### Records to process

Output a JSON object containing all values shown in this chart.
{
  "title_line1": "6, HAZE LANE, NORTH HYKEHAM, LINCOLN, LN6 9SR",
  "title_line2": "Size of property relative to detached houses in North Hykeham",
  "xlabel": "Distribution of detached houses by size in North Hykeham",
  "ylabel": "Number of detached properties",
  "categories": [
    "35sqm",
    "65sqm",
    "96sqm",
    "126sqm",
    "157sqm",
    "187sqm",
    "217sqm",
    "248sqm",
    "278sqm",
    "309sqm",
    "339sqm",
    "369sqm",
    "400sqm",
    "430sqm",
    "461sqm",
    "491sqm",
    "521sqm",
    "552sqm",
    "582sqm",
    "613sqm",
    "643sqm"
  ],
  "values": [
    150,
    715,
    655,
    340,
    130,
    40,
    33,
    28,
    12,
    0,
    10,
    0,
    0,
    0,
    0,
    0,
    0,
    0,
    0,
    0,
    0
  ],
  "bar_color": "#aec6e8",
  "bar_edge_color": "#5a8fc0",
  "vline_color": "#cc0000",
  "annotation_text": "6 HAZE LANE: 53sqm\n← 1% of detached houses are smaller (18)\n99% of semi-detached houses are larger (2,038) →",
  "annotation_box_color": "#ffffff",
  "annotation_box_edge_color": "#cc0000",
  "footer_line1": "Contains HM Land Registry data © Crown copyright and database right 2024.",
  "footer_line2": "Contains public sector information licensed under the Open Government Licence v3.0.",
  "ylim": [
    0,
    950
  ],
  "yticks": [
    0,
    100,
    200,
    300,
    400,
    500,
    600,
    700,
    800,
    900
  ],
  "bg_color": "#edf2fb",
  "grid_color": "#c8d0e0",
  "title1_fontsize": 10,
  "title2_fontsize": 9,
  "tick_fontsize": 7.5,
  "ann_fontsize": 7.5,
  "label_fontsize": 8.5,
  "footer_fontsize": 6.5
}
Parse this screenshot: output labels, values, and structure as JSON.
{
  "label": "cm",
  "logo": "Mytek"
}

### Problem description
Would you give again, word for word, every line from the one with "Parse this screenshot: output" through the final line of the listing above?

### Exercise solution
Parse this screenshot: output labels, values, and structure as JSON.
{
  "label": "cm",
  "logo": "Mytek"
}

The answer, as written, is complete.